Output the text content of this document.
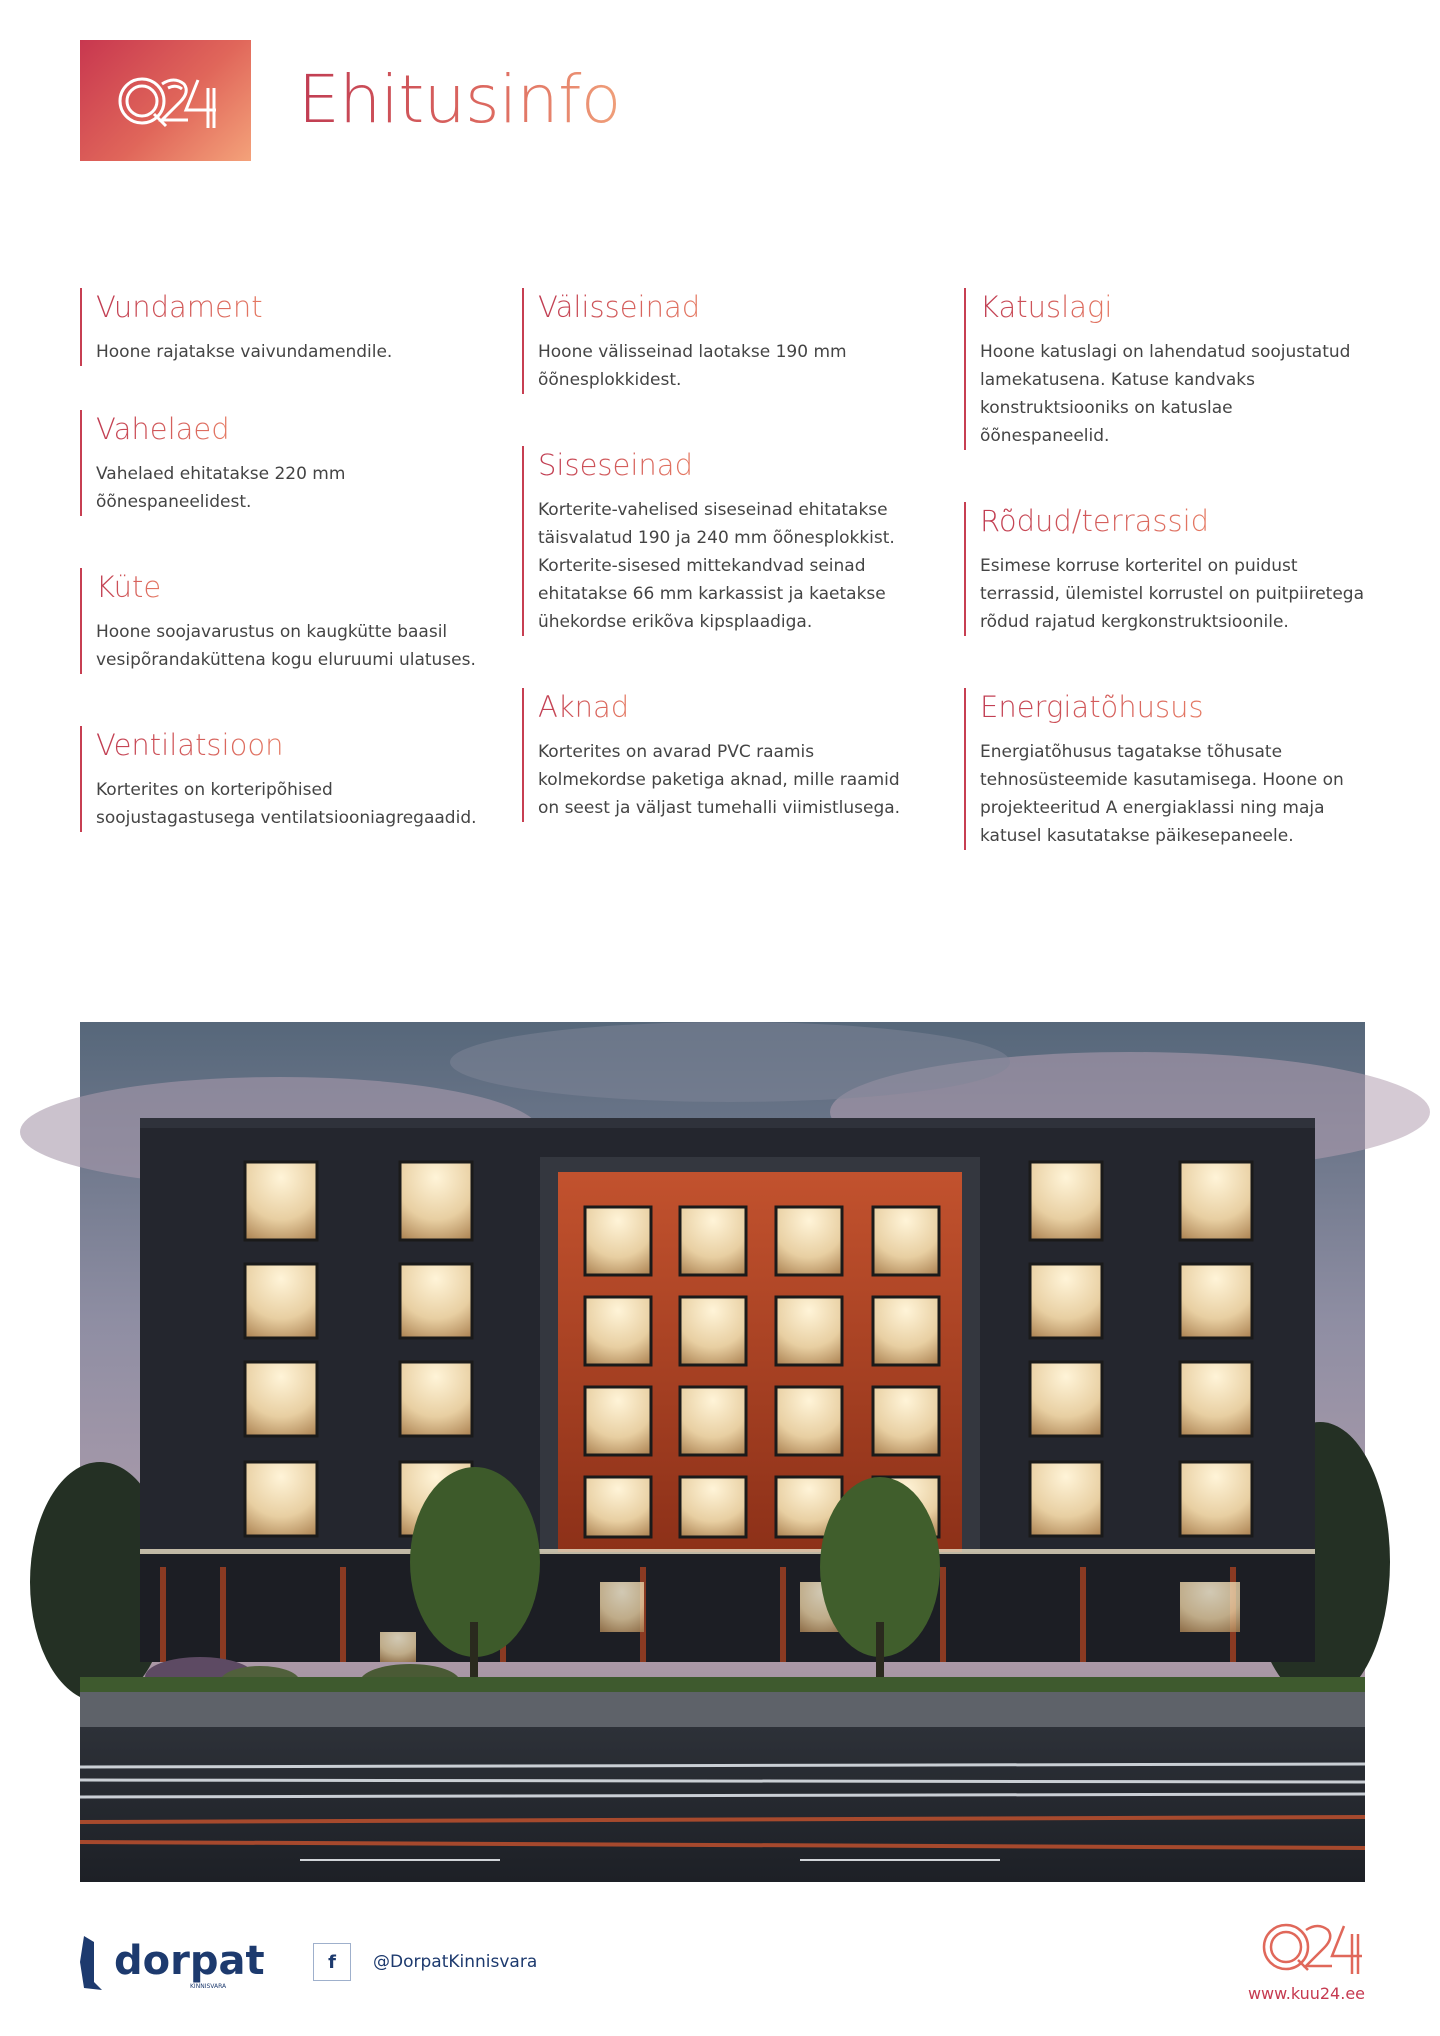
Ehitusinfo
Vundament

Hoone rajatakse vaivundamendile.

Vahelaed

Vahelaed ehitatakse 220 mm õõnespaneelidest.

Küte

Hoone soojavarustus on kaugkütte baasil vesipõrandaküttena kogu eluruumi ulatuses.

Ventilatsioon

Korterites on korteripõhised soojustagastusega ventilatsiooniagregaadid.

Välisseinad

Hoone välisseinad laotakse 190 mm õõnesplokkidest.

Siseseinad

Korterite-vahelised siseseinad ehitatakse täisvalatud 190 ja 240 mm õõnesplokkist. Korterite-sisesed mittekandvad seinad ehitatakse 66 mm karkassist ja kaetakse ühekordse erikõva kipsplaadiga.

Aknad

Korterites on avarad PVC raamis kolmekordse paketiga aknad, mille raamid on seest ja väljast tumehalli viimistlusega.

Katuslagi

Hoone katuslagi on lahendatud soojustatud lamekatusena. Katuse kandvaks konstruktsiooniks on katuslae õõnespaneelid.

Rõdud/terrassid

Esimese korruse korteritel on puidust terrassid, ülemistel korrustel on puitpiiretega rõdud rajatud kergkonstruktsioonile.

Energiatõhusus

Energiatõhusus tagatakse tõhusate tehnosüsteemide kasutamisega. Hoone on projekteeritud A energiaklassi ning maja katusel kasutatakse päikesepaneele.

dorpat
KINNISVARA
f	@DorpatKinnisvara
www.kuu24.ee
━━━━━━━━
What you need to do — Exclude the images, then output the data above word for word.

Solved problem —
Output the text content of this document.
Ehitusinfo
Vundament

Hoone rajatakse vaivundamendile.

Vahelaed

Vahelaed ehitatakse 220 mm õõnespaneelidest.

Küte

Hoone soojavarustus on kaugkütte baasil vesipõrandaküttena kogu eluruumi ulatuses.

Ventilatsioon

Korterites on korteripõhised soojustagastusega ventilatsiooniagregaadid.

Välisseinad

Hoone välisseinad laotakse 190 mm õõnesplokkidest.

Siseseinad

Korterite-vahelised siseseinad ehitatakse täisvalatud 190 ja 240 mm õõnesplokkist. Korterite-sisesed mittekandvad seinad ehitatakse 66 mm karkassist ja kaetakse ühekordse erikõva kipsplaadiga.

Aknad

Korterites on avarad PVC raamis kolmekordse paketiga aknad, mille raamid on seest ja väljast tumehalli viimistlusega.

Katuslagi

Hoone katuslagi on lahendatud soojustatud lamekatusena. Katuse kandvaks konstruktsiooniks on katuslae õõnespaneelid.

Rõdud/terrassid

Esimese korruse korteritel on puidust terrassid, ülemistel korrustel on puitpiiretega rõdud rajatud kergkonstruktsioonile.

Energiatõhusus

Energiatõhusus tagatakse tõhusate tehnosüsteemide kasutamisega. Hoone on projekteeritud A energiaklassi ning maja katusel kasutatakse päikesepaneele.

dorpat
KINNISVARA
f	@DorpatKinnisvara
www.kuu24.ee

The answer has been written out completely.